(Items from a figure collection)
--- start ---
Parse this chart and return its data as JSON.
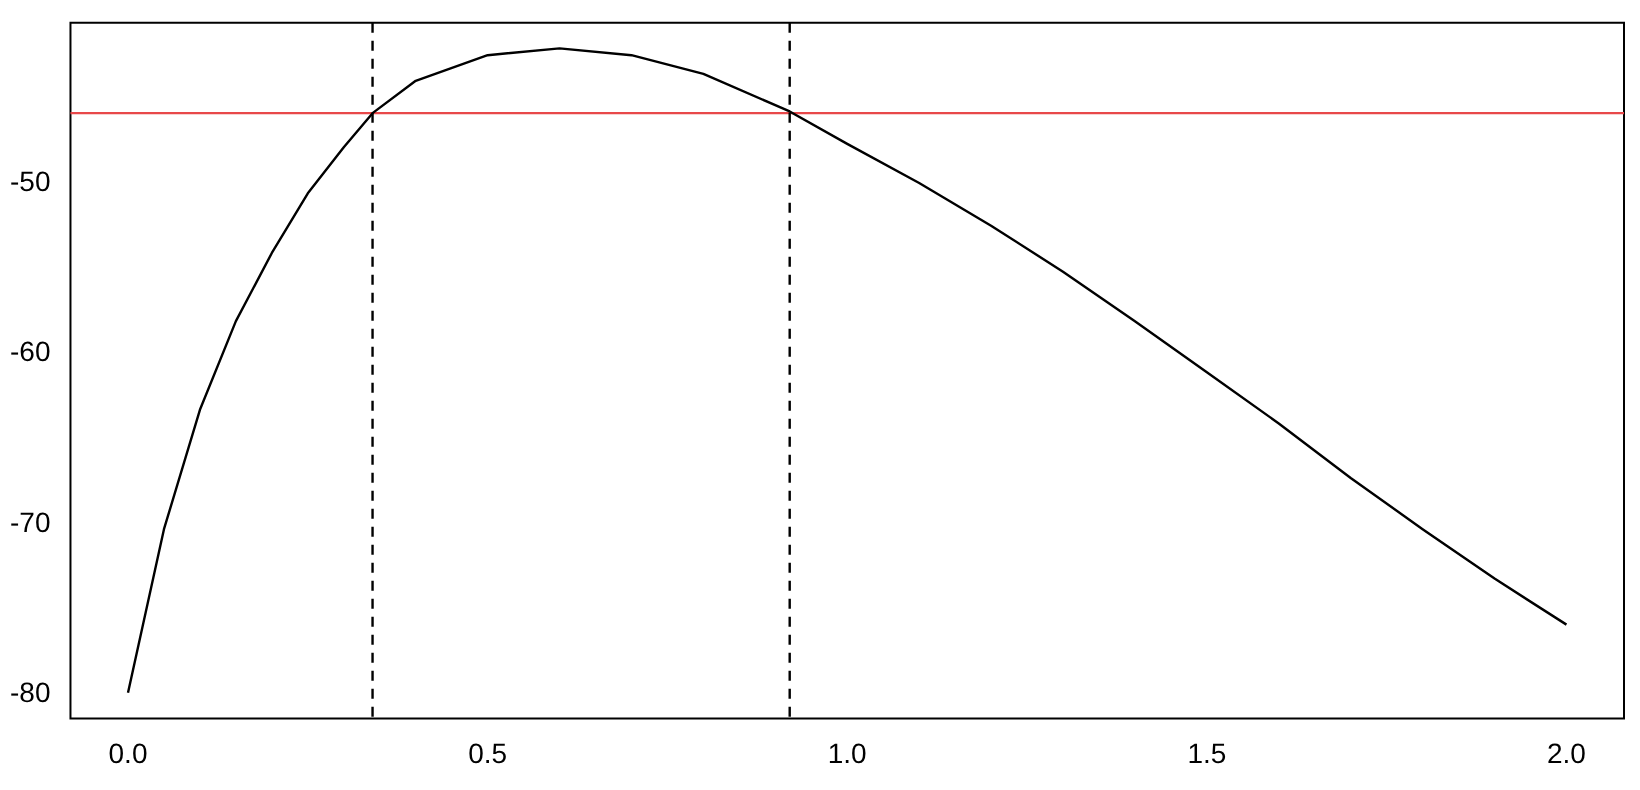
{
  "chart_data": {
    "type": "line",
    "x": [
      0,
      0.05,
      0.1,
      0.15,
      0.2,
      0.25,
      0.3,
      0.34,
      0.4,
      0.5,
      0.6,
      0.7,
      0.8,
      0.92,
      1.0,
      1.1,
      1.2,
      1.3,
      1.4,
      1.5,
      1.6,
      1.7,
      1.8,
      1.9,
      2.0
    ],
    "series": [
      {
        "color": "#000000",
        "values": [
          -79.9,
          -70.3,
          -63.3,
          -58.1,
          -54.1,
          -50.6,
          -47.9,
          -45.9,
          -44.0,
          -42.5,
          -42.1,
          -42.5,
          -43.6,
          -45.8,
          -47.7,
          -50.0,
          -52.5,
          -55.2,
          -58.1,
          -61.1,
          -64.1,
          -67.3,
          -70.3,
          -73.2,
          -75.9
        ]
      }
    ],
    "xlim": [
      -0.08,
      2.08
    ],
    "xticks": [
      {
        "value": 0,
        "label": "0.0"
      },
      0.5,
      {
        "value": 1,
        "label": "1.0"
      },
      1.5,
      {
        "value": 2,
        "label": "2.0"
      }
    ],
    "ylim": [
      -81.4,
      -40.6
    ],
    "yticks": [
      -80,
      -70,
      -60,
      -50
    ],
    "ref_lines": [
      {
        "axis": "y",
        "value": -45.9,
        "color": "#e8484a",
        "line_style": "solid"
      },
      {
        "axis": "x",
        "value": 0.34,
        "color": "#000000",
        "line_style": "dashed"
      },
      {
        "axis": "x",
        "value": 0.92,
        "color": "#000000",
        "line_style": "dashed"
      }
    ],
    "grid": false,
    "legend": false,
    "marker": "none",
    "line_style": "solid"
  }
}
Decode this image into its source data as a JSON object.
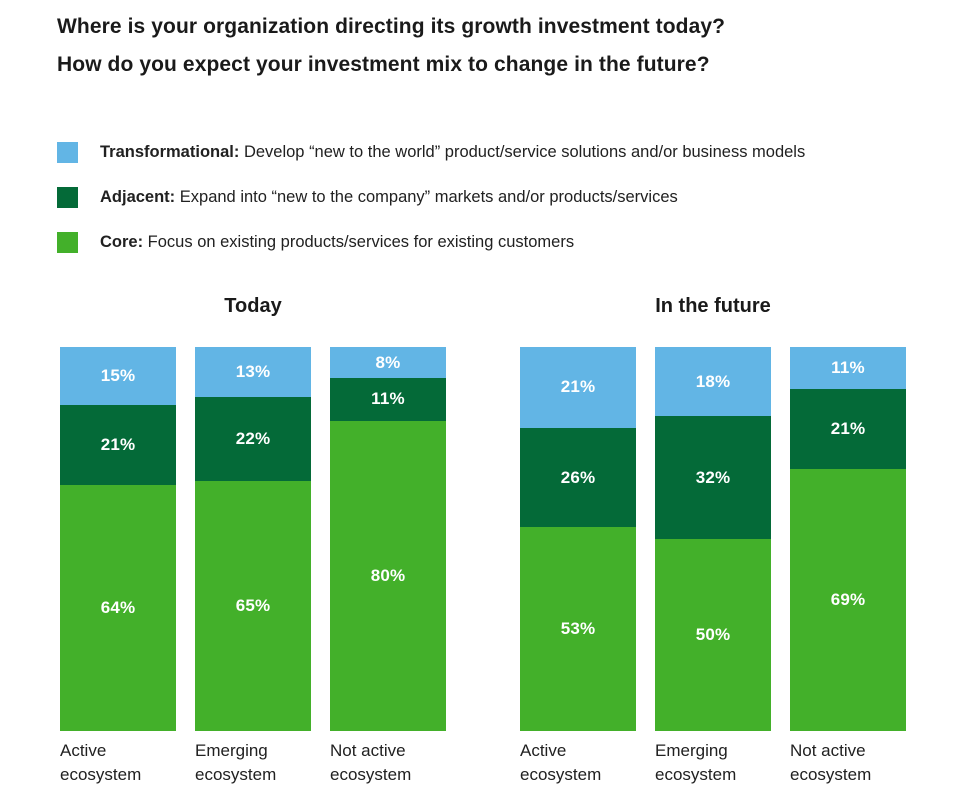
{
  "page_title": {
    "line1": "Where is your organization directing its growth investment today?",
    "line2": "How do you expect your investment mix to change in the future?"
  },
  "legend": {
    "items": [
      {
        "term": "Transformational:",
        "desc": " Develop “new to the world” product/service solutions and/or business models",
        "color": "#62B5E5"
      },
      {
        "term": "Adjacent:",
        "desc": " Expand into “new to the company” markets and/or products/services",
        "color": "#046A38"
      },
      {
        "term": "Core:",
        "desc": " Focus on existing products/services for existing customers",
        "color": "#43B02A"
      }
    ]
  },
  "colors": {
    "transformational": "#62B5E5",
    "adjacent": "#046A38",
    "core": "#43B02A",
    "text_dark": "#1a1a1a",
    "value_label": "#ffffff"
  },
  "chart_data": [
    {
      "type": "bar",
      "stacked": true,
      "title": "Today",
      "unit": "%",
      "ylim": [
        0,
        100
      ],
      "grid": false,
      "legend_position": "top-left",
      "value_labels": "inside-white",
      "categories": [
        "Active ecosystem",
        "Emerging ecosystem",
        "Not active ecosystem"
      ],
      "series": [
        {
          "name": "Transformational",
          "color": "#62B5E5",
          "values": [
            15,
            13,
            8
          ]
        },
        {
          "name": "Adjacent",
          "color": "#046A38",
          "values": [
            21,
            22,
            11
          ]
        },
        {
          "name": "Core",
          "color": "#43B02A",
          "values": [
            64,
            65,
            80
          ]
        }
      ]
    },
    {
      "type": "bar",
      "stacked": true,
      "title": "In the future",
      "unit": "%",
      "ylim": [
        0,
        100
      ],
      "grid": false,
      "legend_position": "top-left",
      "value_labels": "inside-white",
      "categories": [
        "Active ecosystem",
        "Emerging ecosystem",
        "Not active ecosystem"
      ],
      "series": [
        {
          "name": "Transformational",
          "color": "#62B5E5",
          "values": [
            21,
            18,
            11
          ]
        },
        {
          "name": "Adjacent",
          "color": "#046A38",
          "values": [
            26,
            32,
            21
          ]
        },
        {
          "name": "Core",
          "color": "#43B02A",
          "values": [
            53,
            50,
            69
          ]
        }
      ]
    }
  ]
}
--- end ---
* [STATED GOAL]:
Without the pictures, retype the whole of the material above exactly.

* [CORRECT ANSWER]:
Parse this chart and return its data as JSON.
{
  "chart_data": {
    "type": "line",
    "x": [
      0,
      0.05,
      0.1,
      0.15,
      0.2,
      0.25,
      0.3,
      0.34,
      0.4,
      0.5,
      0.6,
      0.7,
      0.8,
      0.92,
      1.0,
      1.1,
      1.2,
      1.3,
      1.4,
      1.5,
      1.6,
      1.7,
      1.8,
      1.9,
      2.0
    ],
    "series": [
      {
        "color": "#000000",
        "values": [
          -79.9,
          -70.3,
          -63.3,
          -58.1,
          -54.1,
          -50.6,
          -47.9,
          -45.9,
          -44.0,
          -42.5,
          -42.1,
          -42.5,
          -43.6,
          -45.8,
          -47.7,
          -50.0,
          -52.5,
          -55.2,
          -58.1,
          -61.1,
          -64.1,
          -67.3,
          -70.3,
          -73.2,
          -75.9
        ]
      }
    ],
    "xlim": [
      -0.08,
      2.08
    ],
    "xticks": [
      {
        "value": 0,
        "label": "0.0"
      },
      0.5,
      {
        "value": 1,
        "label": "1.0"
      },
      1.5,
      {
        "value": 2,
        "label": "2.0"
      }
    ],
    "ylim": [
      -81.4,
      -40.6
    ],
    "yticks": [
      -80,
      -70,
      -60,
      -50
    ],
    "ref_lines": [
      {
        "axis": "y",
        "value": -45.9,
        "color": "#e8484a",
        "line_style": "solid"
      },
      {
        "axis": "x",
        "value": 0.34,
        "color": "#000000",
        "line_style": "dashed"
      },
      {
        "axis": "x",
        "value": 0.92,
        "color": "#000000",
        "line_style": "dashed"
      }
    ],
    "grid": false,
    "legend": false,
    "marker": "none",
    "line_style": "solid"
  }
}
Decode this image into its source data as a JSON object.
{
  "page_title": {
    "line1": "Where is your organization directing its growth investment today?",
    "line2": "How do you expect your investment mix to change in the future?"
  },
  "legend": {
    "items": [
      {
        "term": "Transformational:",
        "desc": " Develop “new to the world” product/service solutions and/or business models",
        "color": "#62B5E5"
      },
      {
        "term": "Adjacent:",
        "desc": " Expand into “new to the company” markets and/or products/services",
        "color": "#046A38"
      },
      {
        "term": "Core:",
        "desc": " Focus on existing products/services for existing customers",
        "color": "#43B02A"
      }
    ]
  },
  "colors": {
    "transformational": "#62B5E5",
    "adjacent": "#046A38",
    "core": "#43B02A",
    "text_dark": "#1a1a1a",
    "value_label": "#ffffff"
  },
  "chart_data": [
    {
      "type": "bar",
      "stacked": true,
      "title": "Today",
      "unit": "%",
      "ylim": [
        0,
        100
      ],
      "grid": false,
      "legend_position": "top-left",
      "value_labels": "inside-white",
      "categories": [
        "Active ecosystem",
        "Emerging ecosystem",
        "Not active ecosystem"
      ],
      "series": [
        {
          "name": "Transformational",
          "color": "#62B5E5",
          "values": [
            15,
            13,
            8
          ]
        },
        {
          "name": "Adjacent",
          "color": "#046A38",
          "values": [
            21,
            22,
            11
          ]
        },
        {
          "name": "Core",
          "color": "#43B02A",
          "values": [
            64,
            65,
            80
          ]
        }
      ]
    },
    {
      "type": "bar",
      "stacked": true,
      "title": "In the future",
      "unit": "%",
      "ylim": [
        0,
        100
      ],
      "grid": false,
      "legend_position": "top-left",
      "value_labels": "inside-white",
      "categories": [
        "Active ecosystem",
        "Emerging ecosystem",
        "Not active ecosystem"
      ],
      "series": [
        {
          "name": "Transformational",
          "color": "#62B5E5",
          "values": [
            21,
            18,
            11
          ]
        },
        {
          "name": "Adjacent",
          "color": "#046A38",
          "values": [
            26,
            32,
            21
          ]
        },
        {
          "name": "Core",
          "color": "#43B02A",
          "values": [
            53,
            50,
            69
          ]
        }
      ]
    }
  ]
}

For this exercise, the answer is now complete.